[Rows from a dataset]
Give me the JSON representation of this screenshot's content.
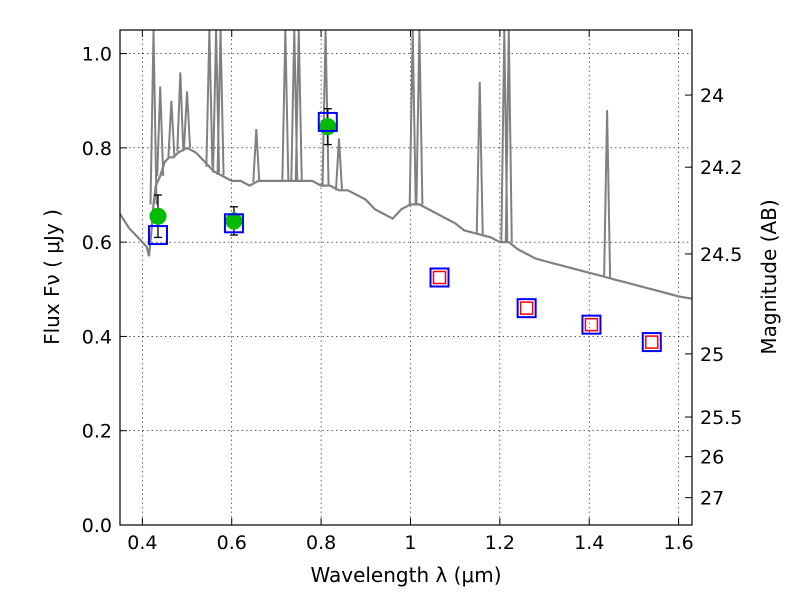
{
  "chart_data": {
    "type": "scatter",
    "title": "",
    "xlabel": "Wavelength  λ (μm)",
    "ylabel": "Flux  Fν  ( μJy )",
    "y2label": "Magnitude (AB)",
    "xlim": [
      0.35,
      1.63
    ],
    "ylim": [
      0.0,
      1.05
    ],
    "xticks": [
      0.4,
      0.6,
      0.8,
      1.0,
      1.2,
      1.4,
      1.6
    ],
    "xtick_labels": [
      "0.4",
      "0.6",
      "0.8",
      "1",
      "1.2",
      "1.4",
      "1.6"
    ],
    "yticks": [
      0.0,
      0.2,
      0.4,
      0.6,
      0.8,
      1.0
    ],
    "ytick_labels": [
      "0.0",
      "0.2",
      "0.4",
      "0.6",
      "0.8",
      "1.0"
    ],
    "y2ticks": [
      {
        "label": "24",
        "flux": 0.912
      },
      {
        "label": "24.2",
        "flux": 0.759
      },
      {
        "label": "24.5",
        "flux": 0.575
      },
      {
        "label": "25",
        "flux": 0.363
      },
      {
        "label": "25.5",
        "flux": 0.229
      },
      {
        "label": "26",
        "flux": 0.145
      },
      {
        "label": "27",
        "flux": 0.058
      }
    ],
    "grid": true,
    "series": [
      {
        "kind": "spectrum",
        "color": "#808080",
        "x": [
          0.35,
          0.37,
          0.39,
          0.41,
          0.415,
          0.42,
          0.425,
          0.43,
          0.44,
          0.45,
          0.46,
          0.47,
          0.48,
          0.5,
          0.52,
          0.54,
          0.56,
          0.58,
          0.6,
          0.62,
          0.64,
          0.66,
          0.68,
          0.7,
          0.72,
          0.74,
          0.76,
          0.78,
          0.8,
          0.82,
          0.84,
          0.86,
          0.88,
          0.9,
          0.92,
          0.94,
          0.96,
          0.98,
          1.0,
          1.02,
          1.04,
          1.06,
          1.08,
          1.1,
          1.12,
          1.14,
          1.16,
          1.18,
          1.2,
          1.22,
          1.24,
          1.26,
          1.28,
          1.3,
          1.32,
          1.34,
          1.36,
          1.38,
          1.4,
          1.42,
          1.44,
          1.46,
          1.48,
          1.5,
          1.52,
          1.54,
          1.56,
          1.58,
          1.6,
          1.63
        ],
        "y": [
          0.66,
          0.63,
          0.61,
          0.59,
          0.57,
          0.62,
          0.68,
          0.72,
          0.74,
          0.77,
          0.78,
          0.78,
          0.79,
          0.8,
          0.79,
          0.77,
          0.75,
          0.74,
          0.73,
          0.73,
          0.72,
          0.73,
          0.73,
          0.73,
          0.73,
          0.73,
          0.73,
          0.73,
          0.72,
          0.72,
          0.71,
          0.71,
          0.7,
          0.69,
          0.67,
          0.66,
          0.65,
          0.67,
          0.68,
          0.68,
          0.67,
          0.66,
          0.65,
          0.64,
          0.625,
          0.62,
          0.615,
          0.61,
          0.6,
          0.6,
          0.585,
          0.575,
          0.565,
          0.56,
          0.555,
          0.55,
          0.545,
          0.54,
          0.535,
          0.53,
          0.525,
          0.52,
          0.515,
          0.51,
          0.505,
          0.5,
          0.495,
          0.49,
          0.485,
          0.48
        ]
      },
      {
        "kind": "emission-lines",
        "color": "#808080",
        "lines": [
          {
            "x": 0.425,
            "peak": 1.05
          },
          {
            "x": 0.44,
            "peak": 0.93
          },
          {
            "x": 0.465,
            "peak": 0.9
          },
          {
            "x": 0.485,
            "peak": 0.96
          },
          {
            "x": 0.5,
            "peak": 0.92
          },
          {
            "x": 0.55,
            "peak": 1.05
          },
          {
            "x": 0.565,
            "peak": 1.05
          },
          {
            "x": 0.575,
            "peak": 1.05
          },
          {
            "x": 0.655,
            "peak": 0.84
          },
          {
            "x": 0.72,
            "peak": 1.05
          },
          {
            "x": 0.74,
            "peak": 1.05
          },
          {
            "x": 0.75,
            "peak": 1.05
          },
          {
            "x": 0.81,
            "peak": 1.05
          },
          {
            "x": 0.84,
            "peak": 0.82
          },
          {
            "x": 1.005,
            "peak": 1.05
          },
          {
            "x": 1.02,
            "peak": 1.05
          },
          {
            "x": 1.155,
            "peak": 0.94
          },
          {
            "x": 1.21,
            "peak": 1.05
          },
          {
            "x": 1.22,
            "peak": 1.05
          },
          {
            "x": 1.44,
            "peak": 0.88
          }
        ]
      },
      {
        "kind": "observed",
        "marker": "circle",
        "color": "#00bb00",
        "x": [
          0.435,
          0.605,
          0.815
        ],
        "y": [
          0.655,
          0.645,
          0.845
        ],
        "yerr": [
          0.045,
          0.03,
          0.038
        ]
      },
      {
        "kind": "model-photometry",
        "marker": "square",
        "color": "#0000ff",
        "x": [
          0.435,
          0.605,
          0.815,
          1.065,
          1.26,
          1.405,
          1.54
        ],
        "y": [
          0.615,
          0.64,
          0.855,
          0.525,
          0.46,
          0.425,
          0.388
        ]
      },
      {
        "kind": "model-photometry-inner",
        "marker": "square",
        "color": "#ff0000",
        "x": [
          1.065,
          1.26,
          1.405,
          1.54
        ],
        "y": [
          0.525,
          0.46,
          0.425,
          0.388
        ]
      }
    ]
  }
}
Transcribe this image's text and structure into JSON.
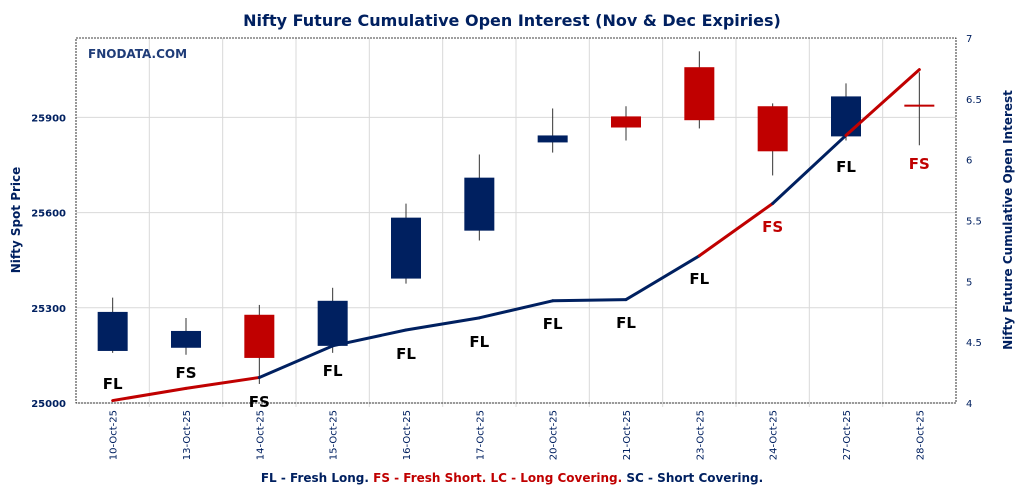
{
  "chart_data": {
    "type": "candlestick+line",
    "title": "Nifty Future Cumulative Open Interest (Nov & Dec Expiries)",
    "watermark": "FNODATA.COM",
    "ylabel_left": "Nifty Spot Price",
    "ylabel_right": "Nifty Future Cumulative Open Interest",
    "ylim_left": [
      25000,
      26150
    ],
    "yticks_left": [
      25000,
      25300,
      25600,
      25900
    ],
    "ylim_right": [
      4,
      7
    ],
    "yticks_right": [
      "4",
      "4.5",
      "5",
      "5.5",
      "6",
      "6.5",
      "7"
    ],
    "grid": true,
    "categories": [
      "10-Oct-25",
      "13-Oct-25",
      "14-Oct-25",
      "15-Oct-25",
      "16-Oct-25",
      "17-Oct-25",
      "20-Oct-25",
      "21-Oct-25",
      "23-Oct-25",
      "24-Oct-25",
      "27-Oct-25",
      "28-Oct-25"
    ],
    "candles": [
      {
        "open": 25164,
        "high": 25332,
        "low": 25158,
        "close": 25287
      },
      {
        "open": 25174,
        "high": 25268,
        "low": 25152,
        "close": 25227
      },
      {
        "open": 25278,
        "high": 25309,
        "low": 25060,
        "close": 25142
      },
      {
        "open": 25180,
        "high": 25363,
        "low": 25158,
        "close": 25322
      },
      {
        "open": 25392,
        "high": 25628,
        "low": 25376,
        "close": 25584
      },
      {
        "open": 25543,
        "high": 25783,
        "low": 25512,
        "close": 25710
      },
      {
        "open": 25821,
        "high": 25928,
        "low": 25789,
        "close": 25843
      },
      {
        "open": 25903,
        "high": 25935,
        "low": 25827,
        "close": 25868
      },
      {
        "open": 26058,
        "high": 26108,
        "low": 25865,
        "close": 25891
      },
      {
        "open": 25935,
        "high": 25944,
        "low": 25717,
        "close": 25793
      },
      {
        "open": 25840,
        "high": 26007,
        "low": 25827,
        "close": 25966
      },
      {
        "open": 25940,
        "high": 26042,
        "low": 25812,
        "close": 25936
      }
    ],
    "open_interest": [
      4.02,
      4.12,
      4.21,
      4.47,
      4.6,
      4.7,
      4.84,
      4.85,
      5.21,
      5.64,
      6.2,
      6.74
    ],
    "labels": [
      "FL",
      "FS",
      "FS",
      "FL",
      "FL",
      "FL",
      "FL",
      "FL",
      "FL",
      "FS",
      "FL",
      "FS"
    ],
    "label_colors": [
      "#000000",
      "#000000",
      "#000000",
      "#000000",
      "#000000",
      "#000000",
      "#000000",
      "#000000",
      "#000000",
      "#C00000",
      "#000000",
      "#C00000"
    ],
    "legend_parts": [
      {
        "text": "FL - Fresh Long. ",
        "color": "#002060"
      },
      {
        "text": "FS - Fresh Short. ",
        "color": "#C00000"
      },
      {
        "text": "LC - Long Covering. ",
        "color": "#C00000"
      },
      {
        "text": "SC - Short Covering.",
        "color": "#002060"
      }
    ],
    "colors": {
      "up": "#002060",
      "down": "#C00000",
      "grid": "#d9d9d9"
    }
  }
}
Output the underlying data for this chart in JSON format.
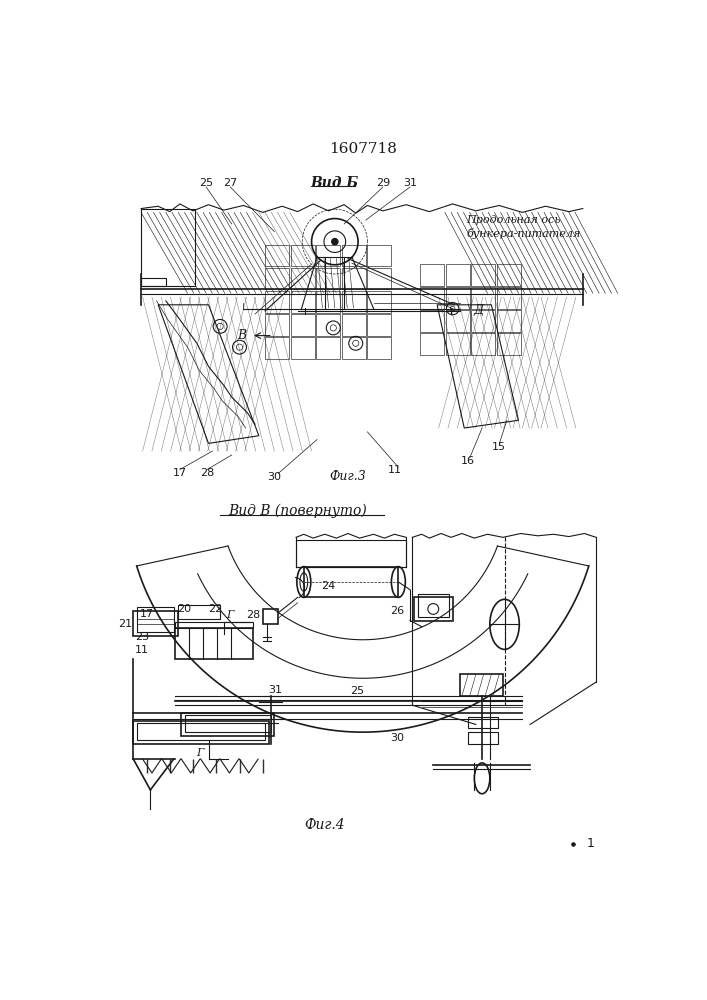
{
  "title": "1607718",
  "background_color": "#ffffff",
  "line_color": "#1a1a1a",
  "fig3_caption": "Фиг.3",
  "fig4_caption": "Фиг.4",
  "vid_b_label": "Вид Б",
  "vid_v_label": "Вид В (повернуто)",
  "annotation_line1": "Продольная ось",
  "annotation_line2": "бункера-питателя"
}
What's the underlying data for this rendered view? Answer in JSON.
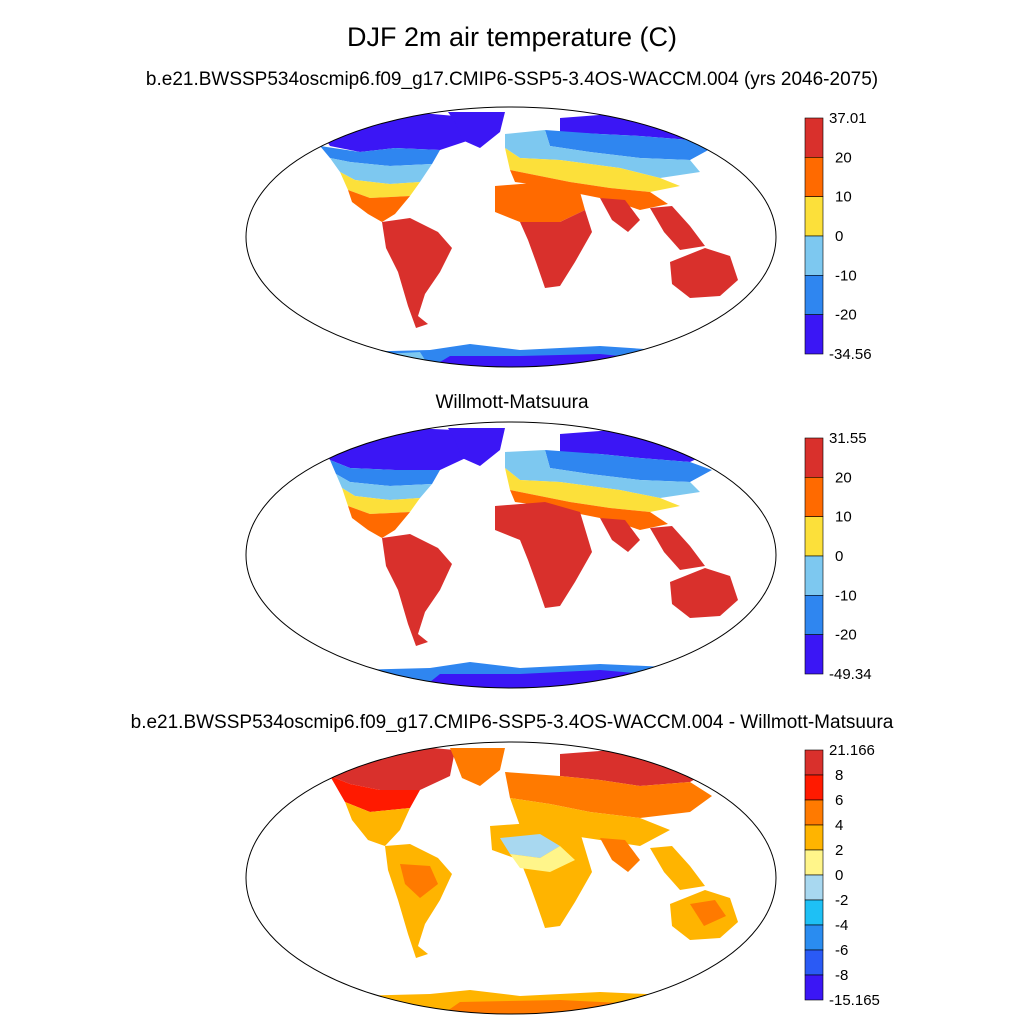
{
  "title": "DJF 2m air temperature (C)",
  "panels": [
    {
      "id": "model",
      "subtitle": "b.e21.BWSSP534oscmip6.f09_g17.CMIP6-SSP5-3.4OS-WACCM.004 (yrs 2046-2075)",
      "colorbar": {
        "labels": [
          "37.01",
          "20",
          "10",
          "0",
          "-10",
          "-20",
          "-34.56"
        ],
        "colors": [
          "#d9302c",
          "#ff6a00",
          "#fce03a",
          "#7dc8f0",
          "#2f86f0",
          "#3b16f5"
        ]
      }
    },
    {
      "id": "obs",
      "subtitle": "Willmott-Matsuura",
      "colorbar": {
        "labels": [
          "31.55",
          "20",
          "10",
          "0",
          "-10",
          "-20",
          "-49.34"
        ],
        "colors": [
          "#d9302c",
          "#ff6a00",
          "#fce03a",
          "#7dc8f0",
          "#2f86f0",
          "#3b16f5"
        ]
      }
    },
    {
      "id": "diff",
      "subtitle": "b.e21.BWSSP534oscmip6.f09_g17.CMIP6-SSP5-3.4OS-WACCM.004 - Willmott-Matsuura",
      "colorbar": {
        "labels": [
          "21.166",
          "8",
          "6",
          "4",
          "2",
          "0",
          "-2",
          "-4",
          "-6",
          "-8",
          "-15.165"
        ],
        "colors": [
          "#d9302c",
          "#ff1a00",
          "#ff7a00",
          "#ffb400",
          "#fff58a",
          "#a8d8f0",
          "#1ec0f5",
          "#2a8cf0",
          "#2a5af5",
          "#3b16f5"
        ]
      }
    }
  ]
}
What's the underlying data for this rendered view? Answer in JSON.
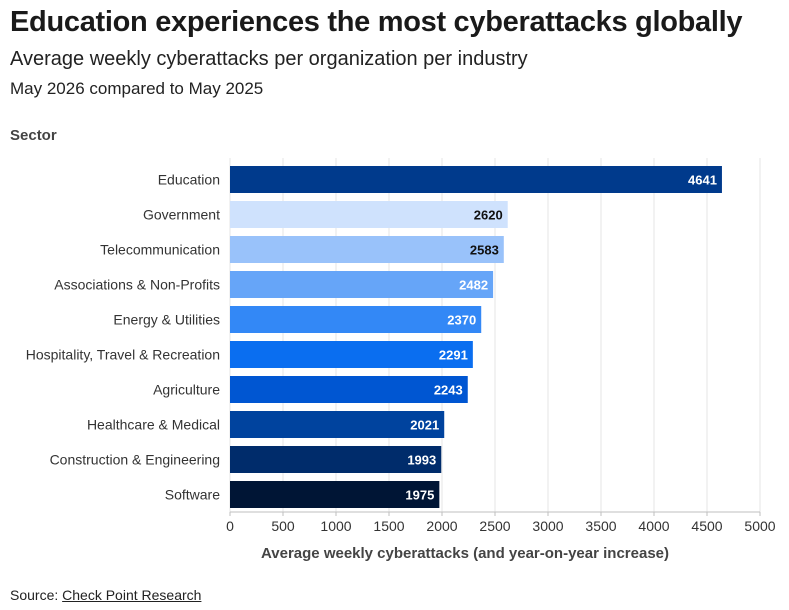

Given task
Identify each line containing the string "kind" and copy it out.

Task result
        "kind": "spectrum",
        "kind": "emission-lines",
        "kind": "observed",
        "kind": "model-photometry",
        "kind": "model-photometry-inner",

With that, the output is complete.